→ **What the exercise asks**:
Reproduce the records below exactly as they appear, omitting any pictures they contain.

################

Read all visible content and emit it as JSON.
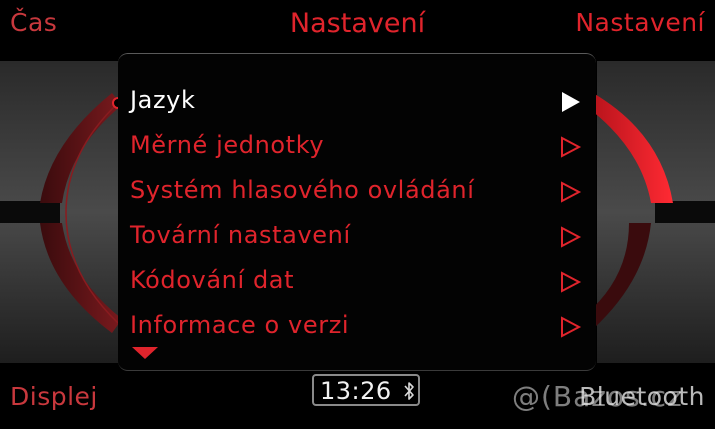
{
  "header": {
    "title": "Nastavení",
    "left_shortcut": "Čas",
    "right_shortcut": "Nastavení"
  },
  "footer": {
    "left_shortcut": "Displej",
    "right_shortcut": "Bluetooth",
    "clock": "13:26",
    "watermark": "@(Bazos.cz"
  },
  "menu": {
    "items": [
      {
        "label": "Jazyk",
        "selected": true
      },
      {
        "label": "Měrné jednotky",
        "selected": false
      },
      {
        "label": "Systém hlasového ovládání",
        "selected": false
      },
      {
        "label": "Tovární nastavení",
        "selected": false
      },
      {
        "label": "Kódování dat",
        "selected": false
      },
      {
        "label": "Informace o verzi",
        "selected": false
      }
    ]
  },
  "colors": {
    "accent_red": "#e0242c",
    "selected_text": "#ffffff",
    "background": "#000000"
  },
  "icons": {
    "submenu": "triangle-right-icon",
    "more_below": "triangle-down-icon",
    "bluetooth": "bluetooth-icon"
  }
}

################

→ **Reply to the exercise**:
Read all visible content and emit it as JSON.
{
  "header": {
    "title": "Nastavení",
    "left_shortcut": "Čas",
    "right_shortcut": "Nastavení"
  },
  "footer": {
    "left_shortcut": "Displej",
    "right_shortcut": "Bluetooth",
    "clock": "13:26",
    "watermark": "@(Bazos.cz"
  },
  "menu": {
    "items": [
      {
        "label": "Jazyk",
        "selected": true
      },
      {
        "label": "Měrné jednotky",
        "selected": false
      },
      {
        "label": "Systém hlasového ovládání",
        "selected": false
      },
      {
        "label": "Tovární nastavení",
        "selected": false
      },
      {
        "label": "Kódování dat",
        "selected": false
      },
      {
        "label": "Informace o verzi",
        "selected": false
      }
    ]
  },
  "colors": {
    "accent_red": "#e0242c",
    "selected_text": "#ffffff",
    "background": "#000000"
  },
  "icons": {
    "submenu": "triangle-right-icon",
    "more_below": "triangle-down-icon",
    "bluetooth": "bluetooth-icon"
  }
}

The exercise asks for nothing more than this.